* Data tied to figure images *
========================
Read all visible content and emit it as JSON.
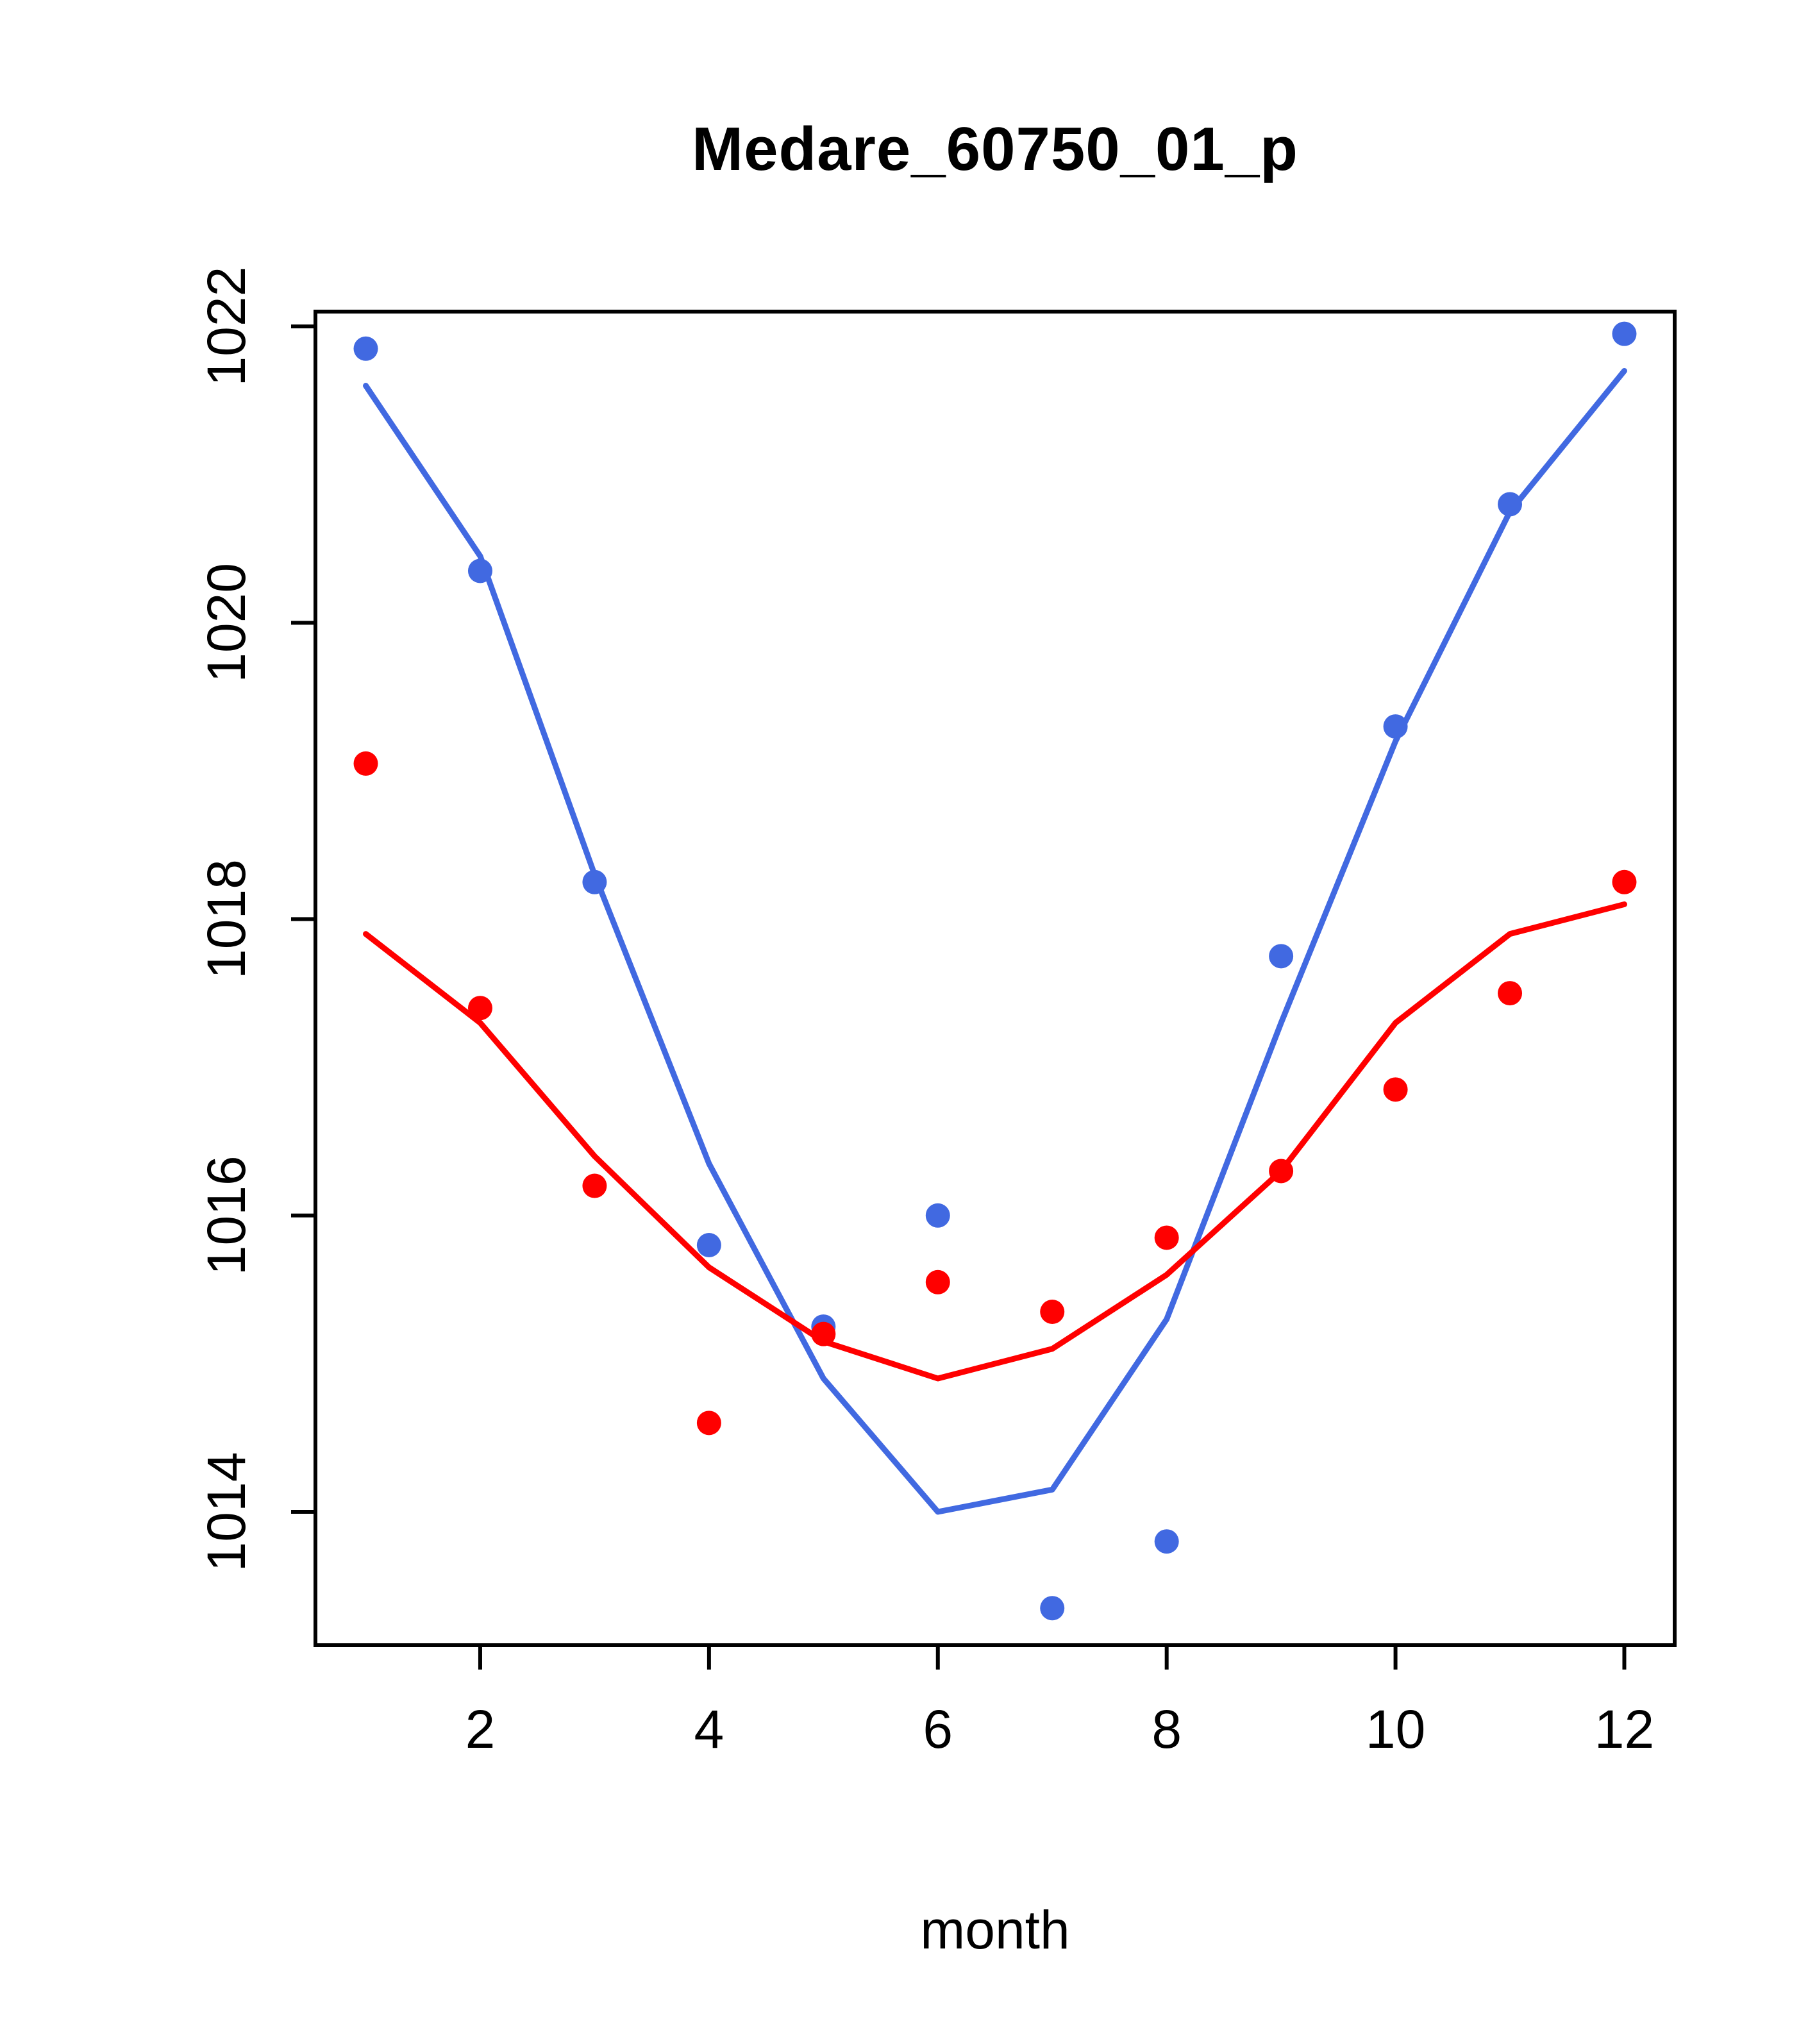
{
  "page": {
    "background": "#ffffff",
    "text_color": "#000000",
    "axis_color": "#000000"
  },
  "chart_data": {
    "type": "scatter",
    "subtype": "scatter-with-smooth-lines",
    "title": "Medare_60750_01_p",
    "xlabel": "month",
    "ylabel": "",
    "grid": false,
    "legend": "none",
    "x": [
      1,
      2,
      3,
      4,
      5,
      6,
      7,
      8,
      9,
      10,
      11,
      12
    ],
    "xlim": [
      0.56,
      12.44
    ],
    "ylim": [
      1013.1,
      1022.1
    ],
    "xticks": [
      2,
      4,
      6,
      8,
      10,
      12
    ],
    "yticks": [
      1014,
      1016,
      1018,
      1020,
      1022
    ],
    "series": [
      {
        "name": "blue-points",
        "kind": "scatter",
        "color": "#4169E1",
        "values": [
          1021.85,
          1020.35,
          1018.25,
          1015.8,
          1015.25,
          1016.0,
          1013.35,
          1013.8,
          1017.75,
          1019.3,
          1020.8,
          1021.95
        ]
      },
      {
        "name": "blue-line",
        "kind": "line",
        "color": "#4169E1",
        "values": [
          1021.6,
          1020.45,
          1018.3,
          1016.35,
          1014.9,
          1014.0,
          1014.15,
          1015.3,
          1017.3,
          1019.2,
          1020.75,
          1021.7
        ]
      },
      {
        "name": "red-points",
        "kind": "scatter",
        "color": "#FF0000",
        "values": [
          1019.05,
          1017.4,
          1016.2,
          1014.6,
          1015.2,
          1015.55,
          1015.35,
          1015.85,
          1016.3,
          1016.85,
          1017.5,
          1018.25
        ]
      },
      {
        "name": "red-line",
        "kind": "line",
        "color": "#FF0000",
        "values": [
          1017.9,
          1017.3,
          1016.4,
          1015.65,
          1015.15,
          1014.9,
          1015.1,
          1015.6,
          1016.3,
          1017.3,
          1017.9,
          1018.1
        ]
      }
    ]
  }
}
========================
* TASK DESCRIPTION *
Set the entries down again exactly. Do not include the images.

* THE SOLUTION *
Read all visible content and emit it as JSON.
{
  "page": {
    "background": "#ffffff",
    "text_color": "#000000",
    "axis_color": "#000000"
  },
  "chart_data": {
    "type": "scatter",
    "subtype": "scatter-with-smooth-lines",
    "title": "Medare_60750_01_p",
    "xlabel": "month",
    "ylabel": "",
    "grid": false,
    "legend": "none",
    "x": [
      1,
      2,
      3,
      4,
      5,
      6,
      7,
      8,
      9,
      10,
      11,
      12
    ],
    "xlim": [
      0.56,
      12.44
    ],
    "ylim": [
      1013.1,
      1022.1
    ],
    "xticks": [
      2,
      4,
      6,
      8,
      10,
      12
    ],
    "yticks": [
      1014,
      1016,
      1018,
      1020,
      1022
    ],
    "series": [
      {
        "name": "blue-points",
        "kind": "scatter",
        "color": "#4169E1",
        "values": [
          1021.85,
          1020.35,
          1018.25,
          1015.8,
          1015.25,
          1016.0,
          1013.35,
          1013.8,
          1017.75,
          1019.3,
          1020.8,
          1021.95
        ]
      },
      {
        "name": "blue-line",
        "kind": "line",
        "color": "#4169E1",
        "values": [
          1021.6,
          1020.45,
          1018.3,
          1016.35,
          1014.9,
          1014.0,
          1014.15,
          1015.3,
          1017.3,
          1019.2,
          1020.75,
          1021.7
        ]
      },
      {
        "name": "red-points",
        "kind": "scatter",
        "color": "#FF0000",
        "values": [
          1019.05,
          1017.4,
          1016.2,
          1014.6,
          1015.2,
          1015.55,
          1015.35,
          1015.85,
          1016.3,
          1016.85,
          1017.5,
          1018.25
        ]
      },
      {
        "name": "red-line",
        "kind": "line",
        "color": "#FF0000",
        "values": [
          1017.9,
          1017.3,
          1016.4,
          1015.65,
          1015.15,
          1014.9,
          1015.1,
          1015.6,
          1016.3,
          1017.3,
          1017.9,
          1018.1
        ]
      }
    ]
  }
}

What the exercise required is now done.